Dataset items:
------------------------

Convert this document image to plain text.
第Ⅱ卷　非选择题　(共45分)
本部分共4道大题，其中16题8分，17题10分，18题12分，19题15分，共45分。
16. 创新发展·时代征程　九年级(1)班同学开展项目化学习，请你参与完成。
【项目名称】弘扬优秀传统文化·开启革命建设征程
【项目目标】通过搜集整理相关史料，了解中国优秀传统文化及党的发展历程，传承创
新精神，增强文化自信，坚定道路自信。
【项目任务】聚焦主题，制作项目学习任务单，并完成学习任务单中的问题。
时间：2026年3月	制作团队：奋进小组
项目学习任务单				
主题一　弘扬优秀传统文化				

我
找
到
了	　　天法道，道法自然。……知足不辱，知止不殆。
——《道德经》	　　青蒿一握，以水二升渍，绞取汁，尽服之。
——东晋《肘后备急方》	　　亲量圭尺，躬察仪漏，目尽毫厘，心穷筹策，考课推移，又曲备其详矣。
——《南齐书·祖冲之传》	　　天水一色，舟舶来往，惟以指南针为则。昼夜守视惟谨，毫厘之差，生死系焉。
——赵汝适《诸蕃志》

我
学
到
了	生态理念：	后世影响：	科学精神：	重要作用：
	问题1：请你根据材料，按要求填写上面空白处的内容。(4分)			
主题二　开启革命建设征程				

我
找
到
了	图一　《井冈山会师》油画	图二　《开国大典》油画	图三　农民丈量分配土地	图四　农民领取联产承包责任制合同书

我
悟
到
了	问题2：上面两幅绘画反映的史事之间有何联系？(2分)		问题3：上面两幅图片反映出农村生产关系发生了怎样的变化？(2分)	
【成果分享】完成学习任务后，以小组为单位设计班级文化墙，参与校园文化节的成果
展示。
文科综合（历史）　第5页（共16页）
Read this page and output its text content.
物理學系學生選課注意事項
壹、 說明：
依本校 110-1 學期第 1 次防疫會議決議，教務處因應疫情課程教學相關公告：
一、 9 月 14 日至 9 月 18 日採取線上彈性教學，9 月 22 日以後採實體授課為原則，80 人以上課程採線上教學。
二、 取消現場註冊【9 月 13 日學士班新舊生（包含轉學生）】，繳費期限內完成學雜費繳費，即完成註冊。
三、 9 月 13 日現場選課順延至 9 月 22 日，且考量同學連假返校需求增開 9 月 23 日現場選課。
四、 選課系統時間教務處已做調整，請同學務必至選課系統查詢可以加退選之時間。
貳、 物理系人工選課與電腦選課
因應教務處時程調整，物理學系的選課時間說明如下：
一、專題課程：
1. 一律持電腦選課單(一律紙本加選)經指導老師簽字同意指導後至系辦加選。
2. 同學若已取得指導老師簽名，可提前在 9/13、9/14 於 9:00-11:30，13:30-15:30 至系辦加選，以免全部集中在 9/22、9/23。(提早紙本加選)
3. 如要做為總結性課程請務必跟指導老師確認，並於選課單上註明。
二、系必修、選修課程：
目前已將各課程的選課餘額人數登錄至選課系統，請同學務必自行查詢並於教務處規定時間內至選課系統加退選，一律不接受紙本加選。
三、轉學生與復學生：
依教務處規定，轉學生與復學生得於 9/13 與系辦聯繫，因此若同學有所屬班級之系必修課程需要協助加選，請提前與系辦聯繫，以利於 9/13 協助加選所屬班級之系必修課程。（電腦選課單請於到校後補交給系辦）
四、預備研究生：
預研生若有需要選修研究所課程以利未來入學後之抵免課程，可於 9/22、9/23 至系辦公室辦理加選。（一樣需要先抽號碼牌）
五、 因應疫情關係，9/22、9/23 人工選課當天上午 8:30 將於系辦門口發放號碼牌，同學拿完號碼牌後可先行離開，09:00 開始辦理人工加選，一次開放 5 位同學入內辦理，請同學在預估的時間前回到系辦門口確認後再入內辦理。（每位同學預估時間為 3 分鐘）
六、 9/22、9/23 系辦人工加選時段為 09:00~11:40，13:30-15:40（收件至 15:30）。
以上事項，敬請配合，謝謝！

------------------------

PROBLEM TO WORK ON
Please output the entries above, every line exactly as it reads.

WRITTEN RESPONSE
Convert this document image to plain text.
第Ⅱ卷　非选择题　(共45分)
本部分共4道大题，其中16题8分，17题10分，18题12分，19题15分，共45分。
16. 创新发展·时代征程　九年级(1)班同学开展项目化学习，请你参与完成。
【项目名称】弘扬优秀传统文化·开启革命建设征程
【项目目标】通过搜集整理相关史料，了解中国优秀传统文化及党的发展历程，传承创
新精神，增强文化自信，坚定道路自信。
【项目任务】聚焦主题，制作项目学习任务单，并完成学习任务单中的问题。
时间：2026年3月	制作团队：奋进小组
项目学习任务单				
主题一　弘扬优秀传统文化				

我
找
到
了	　　天法道，道法自然。……知足不辱，知止不殆。
——《道德经》	　　青蒿一握，以水二升渍，绞取汁，尽服之。
——东晋《肘后备急方》	　　亲量圭尺，躬察仪漏，目尽毫厘，心穷筹策，考课推移，又曲备其详矣。
——《南齐书·祖冲之传》	　　天水一色，舟舶来往，惟以指南针为则。昼夜守视惟谨，毫厘之差，生死系焉。
——赵汝适《诸蕃志》

我
学
到
了	生态理念：	后世影响：	科学精神：	重要作用：
	问题1：请你根据材料，按要求填写上面空白处的内容。(4分)			
主题二　开启革命建设征程				

我
找
到
了	图一　《井冈山会师》油画	图二　《开国大典》油画	图三　农民丈量分配土地	图四　农民领取联产承包责任制合同书

我
悟
到
了	问题2：上面两幅绘画反映的史事之间有何联系？(2分)		问题3：上面两幅图片反映出农村生产关系发生了怎样的变化？(2分)	
【成果分享】完成学习任务后，以小组为单位设计班级文化墙，参与校园文化节的成果
展示。
文科综合（历史）　第5页（共16页）
Read this page and output its text content.
物理學系學生選課注意事項
壹、 說明：
依本校 110-1 學期第 1 次防疫會議決議，教務處因應疫情課程教學相關公告：
一、 9 月 14 日至 9 月 18 日採取線上彈性教學，9 月 22 日以後採實體授課為原則，80 人以上課程採線上教學。
二、 取消現場註冊【9 月 13 日學士班新舊生（包含轉學生）】，繳費期限內完成學雜費繳費，即完成註冊。
三、 9 月 13 日現場選課順延至 9 月 22 日，且考量同學連假返校需求增開 9 月 23 日現場選課。
四、 選課系統時間教務處已做調整，請同學務必至選課系統查詢可以加退選之時間。
貳、 物理系人工選課與電腦選課
因應教務處時程調整，物理學系的選課時間說明如下：
一、專題課程：
1. 一律持電腦選課單(一律紙本加選)經指導老師簽字同意指導後至系辦加選。
2. 同學若已取得指導老師簽名，可提前在 9/13、9/14 於 9:00-11:30，13:30-15:30 至系辦加選，以免全部集中在 9/22、9/23。(提早紙本加選)
3. 如要做為總結性課程請務必跟指導老師確認，並於選課單上註明。
二、系必修、選修課程：
目前已將各課程的選課餘額人數登錄至選課系統，請同學務必自行查詢並於教務處規定時間內至選課系統加退選，一律不接受紙本加選。
三、轉學生與復學生：
依教務處規定，轉學生與復學生得於 9/13 與系辦聯繫，因此若同學有所屬班級之系必修課程需要協助加選，請提前與系辦聯繫，以利於 9/13 協助加選所屬班級之系必修課程。（電腦選課單請於到校後補交給系辦）
四、預備研究生：
預研生若有需要選修研究所課程以利未來入學後之抵免課程，可於 9/22、9/23 至系辦公室辦理加選。（一樣需要先抽號碼牌）
五、 因應疫情關係，9/22、9/23 人工選課當天上午 8:30 將於系辦門口發放號碼牌，同學拿完號碼牌後可先行離開，09:00 開始辦理人工加選，一次開放 5 位同學入內辦理，請同學在預估的時間前回到系辦門口確認後再入內辦理。（每位同學預估時間為 3 分鐘）
六、 9/22、9/23 系辦人工加選時段為 09:00~11:40，13:30-15:40（收件至 15:30）。
以上事項，敬請配合，謝謝！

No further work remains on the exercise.